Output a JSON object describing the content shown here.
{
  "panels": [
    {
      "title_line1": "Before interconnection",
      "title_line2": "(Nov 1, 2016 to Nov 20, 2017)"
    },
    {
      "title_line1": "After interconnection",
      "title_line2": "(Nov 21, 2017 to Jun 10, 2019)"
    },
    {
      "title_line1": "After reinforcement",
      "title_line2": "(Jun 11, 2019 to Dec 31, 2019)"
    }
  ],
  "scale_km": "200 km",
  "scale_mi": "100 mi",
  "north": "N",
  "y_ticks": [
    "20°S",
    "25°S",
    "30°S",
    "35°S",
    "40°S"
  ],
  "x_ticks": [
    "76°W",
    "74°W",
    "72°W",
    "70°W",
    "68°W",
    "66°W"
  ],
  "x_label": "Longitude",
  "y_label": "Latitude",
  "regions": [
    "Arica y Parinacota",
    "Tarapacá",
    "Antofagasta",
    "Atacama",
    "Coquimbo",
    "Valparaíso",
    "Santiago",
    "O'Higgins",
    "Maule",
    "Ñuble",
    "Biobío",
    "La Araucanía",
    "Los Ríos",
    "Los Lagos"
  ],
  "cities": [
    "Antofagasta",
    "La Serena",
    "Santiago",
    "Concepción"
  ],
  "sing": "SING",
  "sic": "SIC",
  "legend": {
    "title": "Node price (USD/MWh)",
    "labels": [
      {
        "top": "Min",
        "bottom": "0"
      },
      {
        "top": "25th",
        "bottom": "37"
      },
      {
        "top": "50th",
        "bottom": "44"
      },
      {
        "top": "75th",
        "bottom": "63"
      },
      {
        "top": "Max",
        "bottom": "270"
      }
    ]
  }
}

····················

GIVEN EXERCISE: Reproduce every record above exactly as it appears.

FULL SOLUTION:
Output a JSON object describing the content shown here.
{
  "panels": [
    {
      "title_line1": "Before interconnection",
      "title_line2": "(Nov 1, 2016 to Nov 20, 2017)"
    },
    {
      "title_line1": "After interconnection",
      "title_line2": "(Nov 21, 2017 to Jun 10, 2019)"
    },
    {
      "title_line1": "After reinforcement",
      "title_line2": "(Jun 11, 2019 to Dec 31, 2019)"
    }
  ],
  "scale_km": "200 km",
  "scale_mi": "100 mi",
  "north": "N",
  "y_ticks": [
    "20°S",
    "25°S",
    "30°S",
    "35°S",
    "40°S"
  ],
  "x_ticks": [
    "76°W",
    "74°W",
    "72°W",
    "70°W",
    "68°W",
    "66°W"
  ],
  "x_label": "Longitude",
  "y_label": "Latitude",
  "regions": [
    "Arica y Parinacota",
    "Tarapacá",
    "Antofagasta",
    "Atacama",
    "Coquimbo",
    "Valparaíso",
    "Santiago",
    "O'Higgins",
    "Maule",
    "Ñuble",
    "Biobío",
    "La Araucanía",
    "Los Ríos",
    "Los Lagos"
  ],
  "cities": [
    "Antofagasta",
    "La Serena",
    "Santiago",
    "Concepción"
  ],
  "sing": "SING",
  "sic": "SIC",
  "legend": {
    "title": "Node price (USD/MWh)",
    "labels": [
      {
        "top": "Min",
        "bottom": "0"
      },
      {
        "top": "25th",
        "bottom": "37"
      },
      {
        "top": "50th",
        "bottom": "44"
      },
      {
        "top": "75th",
        "bottom": "63"
      },
      {
        "top": "Max",
        "bottom": "270"
      }
    ]
  }
}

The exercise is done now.